#### PROVIDED DATA

■ ■ ■ ■ ■ ■ ■

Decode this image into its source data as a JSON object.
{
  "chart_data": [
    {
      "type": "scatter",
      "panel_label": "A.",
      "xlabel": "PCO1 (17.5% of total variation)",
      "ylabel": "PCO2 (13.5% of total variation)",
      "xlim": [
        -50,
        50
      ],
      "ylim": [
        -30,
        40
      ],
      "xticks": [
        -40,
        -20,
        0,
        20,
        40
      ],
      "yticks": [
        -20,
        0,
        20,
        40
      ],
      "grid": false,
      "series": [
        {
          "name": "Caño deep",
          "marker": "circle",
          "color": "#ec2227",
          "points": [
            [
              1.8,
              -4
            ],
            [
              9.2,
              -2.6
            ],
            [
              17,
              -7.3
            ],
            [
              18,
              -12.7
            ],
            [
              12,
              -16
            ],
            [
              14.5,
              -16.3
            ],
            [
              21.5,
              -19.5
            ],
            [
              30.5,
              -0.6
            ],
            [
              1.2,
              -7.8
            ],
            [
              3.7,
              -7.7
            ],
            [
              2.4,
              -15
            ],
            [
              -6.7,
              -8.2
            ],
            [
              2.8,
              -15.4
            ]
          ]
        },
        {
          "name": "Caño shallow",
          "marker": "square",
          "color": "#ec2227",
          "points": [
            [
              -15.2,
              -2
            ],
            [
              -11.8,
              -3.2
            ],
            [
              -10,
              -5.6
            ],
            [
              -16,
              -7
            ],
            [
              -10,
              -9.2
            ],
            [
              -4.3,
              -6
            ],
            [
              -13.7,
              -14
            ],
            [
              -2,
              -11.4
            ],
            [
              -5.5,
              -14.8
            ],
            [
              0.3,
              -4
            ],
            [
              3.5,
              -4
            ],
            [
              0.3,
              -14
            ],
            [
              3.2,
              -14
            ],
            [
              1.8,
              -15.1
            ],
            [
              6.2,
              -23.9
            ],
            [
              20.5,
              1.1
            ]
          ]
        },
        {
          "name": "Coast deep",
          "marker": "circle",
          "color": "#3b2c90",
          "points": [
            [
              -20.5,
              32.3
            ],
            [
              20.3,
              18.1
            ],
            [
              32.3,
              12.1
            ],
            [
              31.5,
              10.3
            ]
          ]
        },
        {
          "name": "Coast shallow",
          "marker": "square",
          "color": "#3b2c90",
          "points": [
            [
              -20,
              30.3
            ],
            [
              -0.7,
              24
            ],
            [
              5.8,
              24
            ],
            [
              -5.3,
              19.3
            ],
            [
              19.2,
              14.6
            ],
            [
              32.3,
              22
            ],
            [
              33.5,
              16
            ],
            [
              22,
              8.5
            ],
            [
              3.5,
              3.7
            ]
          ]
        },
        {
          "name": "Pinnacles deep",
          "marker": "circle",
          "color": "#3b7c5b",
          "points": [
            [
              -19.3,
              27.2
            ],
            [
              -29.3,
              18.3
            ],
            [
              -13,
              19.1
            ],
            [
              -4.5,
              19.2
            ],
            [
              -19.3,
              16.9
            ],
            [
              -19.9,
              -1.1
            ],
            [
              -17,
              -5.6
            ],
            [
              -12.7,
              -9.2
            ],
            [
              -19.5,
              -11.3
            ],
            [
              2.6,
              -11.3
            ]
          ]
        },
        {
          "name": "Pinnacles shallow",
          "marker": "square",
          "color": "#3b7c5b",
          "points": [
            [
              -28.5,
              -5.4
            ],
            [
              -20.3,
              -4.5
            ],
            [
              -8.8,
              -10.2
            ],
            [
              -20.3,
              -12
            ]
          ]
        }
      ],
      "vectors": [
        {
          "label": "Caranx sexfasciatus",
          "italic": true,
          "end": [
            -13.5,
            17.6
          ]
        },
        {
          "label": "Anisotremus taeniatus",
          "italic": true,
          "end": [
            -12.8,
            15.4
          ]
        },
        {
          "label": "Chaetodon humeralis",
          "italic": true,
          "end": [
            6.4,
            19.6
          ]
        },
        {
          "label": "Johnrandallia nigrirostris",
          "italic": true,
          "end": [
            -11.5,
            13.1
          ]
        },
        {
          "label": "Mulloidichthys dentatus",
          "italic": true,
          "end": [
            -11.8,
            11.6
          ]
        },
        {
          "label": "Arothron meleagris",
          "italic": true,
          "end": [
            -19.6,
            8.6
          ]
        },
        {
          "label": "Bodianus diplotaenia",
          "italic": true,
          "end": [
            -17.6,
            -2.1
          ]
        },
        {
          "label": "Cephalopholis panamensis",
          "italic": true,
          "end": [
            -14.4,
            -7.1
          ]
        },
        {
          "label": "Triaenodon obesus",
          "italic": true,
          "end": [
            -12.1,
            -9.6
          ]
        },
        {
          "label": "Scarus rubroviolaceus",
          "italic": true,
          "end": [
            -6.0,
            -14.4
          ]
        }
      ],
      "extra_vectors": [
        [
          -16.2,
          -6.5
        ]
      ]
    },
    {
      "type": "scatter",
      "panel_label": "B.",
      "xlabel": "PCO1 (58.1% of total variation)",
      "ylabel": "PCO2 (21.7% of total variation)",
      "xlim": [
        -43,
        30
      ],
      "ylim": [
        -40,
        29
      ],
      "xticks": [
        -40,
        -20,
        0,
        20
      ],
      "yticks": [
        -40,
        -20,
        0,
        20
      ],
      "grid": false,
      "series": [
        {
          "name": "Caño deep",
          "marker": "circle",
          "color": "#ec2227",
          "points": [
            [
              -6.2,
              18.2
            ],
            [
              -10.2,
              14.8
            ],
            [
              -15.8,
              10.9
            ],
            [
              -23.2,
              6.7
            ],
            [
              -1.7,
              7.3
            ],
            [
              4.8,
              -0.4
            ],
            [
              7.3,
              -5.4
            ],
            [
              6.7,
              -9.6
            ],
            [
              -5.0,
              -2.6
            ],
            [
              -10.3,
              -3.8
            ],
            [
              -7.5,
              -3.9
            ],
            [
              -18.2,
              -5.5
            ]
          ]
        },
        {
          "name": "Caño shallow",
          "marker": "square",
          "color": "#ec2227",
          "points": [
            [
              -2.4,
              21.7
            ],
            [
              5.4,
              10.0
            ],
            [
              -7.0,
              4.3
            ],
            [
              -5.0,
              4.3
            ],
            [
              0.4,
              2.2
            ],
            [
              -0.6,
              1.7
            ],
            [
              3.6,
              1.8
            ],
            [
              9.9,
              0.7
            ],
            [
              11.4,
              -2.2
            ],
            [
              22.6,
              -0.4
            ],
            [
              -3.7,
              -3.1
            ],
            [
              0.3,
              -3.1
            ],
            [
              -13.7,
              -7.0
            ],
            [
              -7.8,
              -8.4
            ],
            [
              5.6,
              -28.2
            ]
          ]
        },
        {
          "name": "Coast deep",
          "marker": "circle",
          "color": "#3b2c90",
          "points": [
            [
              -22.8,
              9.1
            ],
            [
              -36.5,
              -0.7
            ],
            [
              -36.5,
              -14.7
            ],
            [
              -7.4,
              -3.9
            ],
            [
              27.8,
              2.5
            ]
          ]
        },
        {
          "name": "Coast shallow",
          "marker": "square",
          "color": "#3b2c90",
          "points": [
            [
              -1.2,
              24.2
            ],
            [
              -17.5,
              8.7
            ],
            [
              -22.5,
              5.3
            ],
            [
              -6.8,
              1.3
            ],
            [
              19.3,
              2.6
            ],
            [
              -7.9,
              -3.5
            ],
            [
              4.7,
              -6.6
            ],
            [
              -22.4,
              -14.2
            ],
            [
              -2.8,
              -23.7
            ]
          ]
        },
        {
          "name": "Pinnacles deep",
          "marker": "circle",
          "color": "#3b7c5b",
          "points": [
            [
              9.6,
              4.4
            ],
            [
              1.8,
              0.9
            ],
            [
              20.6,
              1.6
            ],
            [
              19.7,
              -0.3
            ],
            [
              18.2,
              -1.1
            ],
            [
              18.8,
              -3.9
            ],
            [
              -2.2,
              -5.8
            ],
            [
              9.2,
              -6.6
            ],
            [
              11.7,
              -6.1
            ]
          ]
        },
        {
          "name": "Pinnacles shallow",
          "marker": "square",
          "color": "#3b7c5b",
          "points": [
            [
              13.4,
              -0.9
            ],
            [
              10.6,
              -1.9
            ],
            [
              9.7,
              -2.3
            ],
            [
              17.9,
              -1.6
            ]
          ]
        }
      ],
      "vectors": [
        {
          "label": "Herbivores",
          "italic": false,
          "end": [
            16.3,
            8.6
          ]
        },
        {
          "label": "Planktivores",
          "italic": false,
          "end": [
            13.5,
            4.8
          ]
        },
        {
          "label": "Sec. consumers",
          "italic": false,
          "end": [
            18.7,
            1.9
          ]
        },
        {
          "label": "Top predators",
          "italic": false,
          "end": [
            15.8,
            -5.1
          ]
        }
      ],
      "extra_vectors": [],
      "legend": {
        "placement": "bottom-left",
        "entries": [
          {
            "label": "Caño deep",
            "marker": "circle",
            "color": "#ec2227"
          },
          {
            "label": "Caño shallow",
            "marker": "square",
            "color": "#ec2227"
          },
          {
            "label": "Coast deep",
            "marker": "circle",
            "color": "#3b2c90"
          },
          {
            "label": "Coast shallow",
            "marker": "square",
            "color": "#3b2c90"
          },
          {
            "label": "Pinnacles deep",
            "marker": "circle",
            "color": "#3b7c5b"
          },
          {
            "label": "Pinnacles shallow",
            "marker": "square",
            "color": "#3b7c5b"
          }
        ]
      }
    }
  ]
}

■ ■ ■ ■ ■ ■ ■

#### GOAL
State how many lines of the listing include the word "total". Reply with the number alone.

#### PROBLEM SOLUTION
4